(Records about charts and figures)
/---

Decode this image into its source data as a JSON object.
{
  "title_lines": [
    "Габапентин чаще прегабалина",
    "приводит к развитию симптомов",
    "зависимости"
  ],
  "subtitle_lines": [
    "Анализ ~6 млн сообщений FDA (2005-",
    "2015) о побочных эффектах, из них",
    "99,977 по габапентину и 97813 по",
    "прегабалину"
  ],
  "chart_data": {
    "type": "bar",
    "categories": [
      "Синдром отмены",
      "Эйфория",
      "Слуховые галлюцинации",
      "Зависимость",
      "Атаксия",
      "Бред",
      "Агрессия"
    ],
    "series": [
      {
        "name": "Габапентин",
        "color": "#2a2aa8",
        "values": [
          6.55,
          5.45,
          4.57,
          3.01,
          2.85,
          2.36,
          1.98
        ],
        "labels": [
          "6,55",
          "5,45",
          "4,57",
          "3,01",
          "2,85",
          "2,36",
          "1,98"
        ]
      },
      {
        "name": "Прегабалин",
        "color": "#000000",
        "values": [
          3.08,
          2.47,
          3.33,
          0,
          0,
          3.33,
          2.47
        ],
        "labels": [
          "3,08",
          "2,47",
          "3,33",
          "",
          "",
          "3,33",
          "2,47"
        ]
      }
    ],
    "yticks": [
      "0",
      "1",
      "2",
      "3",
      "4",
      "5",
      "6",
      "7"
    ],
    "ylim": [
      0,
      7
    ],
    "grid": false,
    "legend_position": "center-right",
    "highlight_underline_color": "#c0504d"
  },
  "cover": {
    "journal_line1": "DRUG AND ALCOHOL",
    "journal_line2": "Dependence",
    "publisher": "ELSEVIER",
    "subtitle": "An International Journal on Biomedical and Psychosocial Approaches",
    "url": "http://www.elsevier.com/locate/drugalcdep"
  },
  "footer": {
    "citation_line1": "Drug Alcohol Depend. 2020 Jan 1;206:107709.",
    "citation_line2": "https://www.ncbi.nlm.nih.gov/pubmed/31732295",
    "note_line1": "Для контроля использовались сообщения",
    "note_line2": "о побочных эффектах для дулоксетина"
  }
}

\---

__Task objective__
Copy every single line of the material above that holds "побочных".

__Result of this task__
    "2015) о побочных эффектах, из них",
    "note_line2": "о побочных эффектах для дулоксетина"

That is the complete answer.